[Stored entries]

────

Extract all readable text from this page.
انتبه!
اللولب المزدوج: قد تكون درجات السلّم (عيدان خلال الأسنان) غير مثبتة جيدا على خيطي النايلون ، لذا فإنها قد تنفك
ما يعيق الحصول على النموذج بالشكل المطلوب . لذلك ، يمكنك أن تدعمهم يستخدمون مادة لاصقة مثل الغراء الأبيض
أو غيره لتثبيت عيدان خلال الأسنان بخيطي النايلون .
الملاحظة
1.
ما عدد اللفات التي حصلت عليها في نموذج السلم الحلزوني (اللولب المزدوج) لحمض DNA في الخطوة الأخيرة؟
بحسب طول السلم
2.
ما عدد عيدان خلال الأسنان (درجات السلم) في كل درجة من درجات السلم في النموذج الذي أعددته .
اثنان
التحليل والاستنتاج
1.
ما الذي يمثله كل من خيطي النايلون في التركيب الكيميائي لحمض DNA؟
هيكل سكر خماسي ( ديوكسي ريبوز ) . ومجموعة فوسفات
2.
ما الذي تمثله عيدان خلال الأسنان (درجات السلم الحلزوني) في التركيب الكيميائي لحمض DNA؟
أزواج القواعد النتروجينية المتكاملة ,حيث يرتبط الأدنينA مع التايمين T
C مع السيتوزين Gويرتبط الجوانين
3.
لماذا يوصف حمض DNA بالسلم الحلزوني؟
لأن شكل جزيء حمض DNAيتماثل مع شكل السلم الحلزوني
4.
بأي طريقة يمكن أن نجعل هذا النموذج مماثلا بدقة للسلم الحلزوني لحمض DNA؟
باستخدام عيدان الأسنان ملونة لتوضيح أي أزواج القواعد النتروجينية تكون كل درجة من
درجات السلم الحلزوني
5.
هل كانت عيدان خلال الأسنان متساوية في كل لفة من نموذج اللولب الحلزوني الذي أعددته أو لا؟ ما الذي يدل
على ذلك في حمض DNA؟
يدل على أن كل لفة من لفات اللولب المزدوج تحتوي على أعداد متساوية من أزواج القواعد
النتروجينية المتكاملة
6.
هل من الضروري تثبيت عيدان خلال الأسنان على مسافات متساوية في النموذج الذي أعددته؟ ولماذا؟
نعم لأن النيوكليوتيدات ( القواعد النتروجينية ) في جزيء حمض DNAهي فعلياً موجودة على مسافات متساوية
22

────

Objective. Using the entries above, return each line that includes the word "النموذج".

Result of this task.
ما يعيق الحصول على النموذج بالشكل المطلوب . لذلك ، يمكنك أن تدعمهم يستخدمون مادة لاصقة مثل الغراء الأبيض
ما عدد عيدان خلال الأسنان (درجات السلم) في كل درجة من درجات السلم في النموذج الذي أعددته .
بأي طريقة يمكن أن نجعل هذا النموذج مماثلا بدقة للسلم الحلزوني لحمض DNA؟
هل من الضروري تثبيت عيدان خلال الأسنان على مسافات متساوية في النموذج الذي أعددته؟ ولماذا؟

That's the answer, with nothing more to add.